(Dataset rows about figures)

□ □ □ □

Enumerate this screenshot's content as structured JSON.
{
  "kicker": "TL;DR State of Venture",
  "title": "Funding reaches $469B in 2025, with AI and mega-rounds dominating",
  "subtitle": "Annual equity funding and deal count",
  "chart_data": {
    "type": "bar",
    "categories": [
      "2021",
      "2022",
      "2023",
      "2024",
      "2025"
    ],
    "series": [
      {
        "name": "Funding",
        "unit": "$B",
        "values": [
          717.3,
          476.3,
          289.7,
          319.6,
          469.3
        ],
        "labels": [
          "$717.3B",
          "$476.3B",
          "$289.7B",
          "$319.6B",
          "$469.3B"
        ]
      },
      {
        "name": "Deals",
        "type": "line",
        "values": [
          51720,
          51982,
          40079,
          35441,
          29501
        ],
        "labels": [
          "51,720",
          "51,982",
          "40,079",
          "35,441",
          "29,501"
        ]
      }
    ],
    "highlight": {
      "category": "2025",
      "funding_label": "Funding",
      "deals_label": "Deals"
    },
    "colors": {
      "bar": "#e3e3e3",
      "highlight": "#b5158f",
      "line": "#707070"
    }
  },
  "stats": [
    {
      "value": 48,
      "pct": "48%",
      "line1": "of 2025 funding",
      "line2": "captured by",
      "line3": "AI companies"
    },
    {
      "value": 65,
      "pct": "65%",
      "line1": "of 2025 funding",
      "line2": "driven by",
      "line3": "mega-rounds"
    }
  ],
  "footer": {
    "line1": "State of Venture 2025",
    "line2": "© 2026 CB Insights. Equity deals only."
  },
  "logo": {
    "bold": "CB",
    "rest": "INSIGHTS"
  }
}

□ □ □ □

**What is needed:**
Hand back the material above in full, exactly as written.

**Task result:**
Enumerate this screenshot's content as structured JSON.
{
  "kicker": "TL;DR State of Venture",
  "title": "Funding reaches $469B in 2025, with AI and mega-rounds dominating",
  "subtitle": "Annual equity funding and deal count",
  "chart_data": {
    "type": "bar",
    "categories": [
      "2021",
      "2022",
      "2023",
      "2024",
      "2025"
    ],
    "series": [
      {
        "name": "Funding",
        "unit": "$B",
        "values": [
          717.3,
          476.3,
          289.7,
          319.6,
          469.3
        ],
        "labels": [
          "$717.3B",
          "$476.3B",
          "$289.7B",
          "$319.6B",
          "$469.3B"
        ]
      },
      {
        "name": "Deals",
        "type": "line",
        "values": [
          51720,
          51982,
          40079,
          35441,
          29501
        ],
        "labels": [
          "51,720",
          "51,982",
          "40,079",
          "35,441",
          "29,501"
        ]
      }
    ],
    "highlight": {
      "category": "2025",
      "funding_label": "Funding",
      "deals_label": "Deals"
    },
    "colors": {
      "bar": "#e3e3e3",
      "highlight": "#b5158f",
      "line": "#707070"
    }
  },
  "stats": [
    {
      "value": 48,
      "pct": "48%",
      "line1": "of 2025 funding",
      "line2": "captured by",
      "line3": "AI companies"
    },
    {
      "value": 65,
      "pct": "65%",
      "line1": "of 2025 funding",
      "line2": "driven by",
      "line3": "mega-rounds"
    }
  ],
  "footer": {
    "line1": "State of Venture 2025",
    "line2": "© 2026 CB Insights. Equity deals only."
  },
  "logo": {
    "bold": "CB",
    "rest": "INSIGHTS"
  }
}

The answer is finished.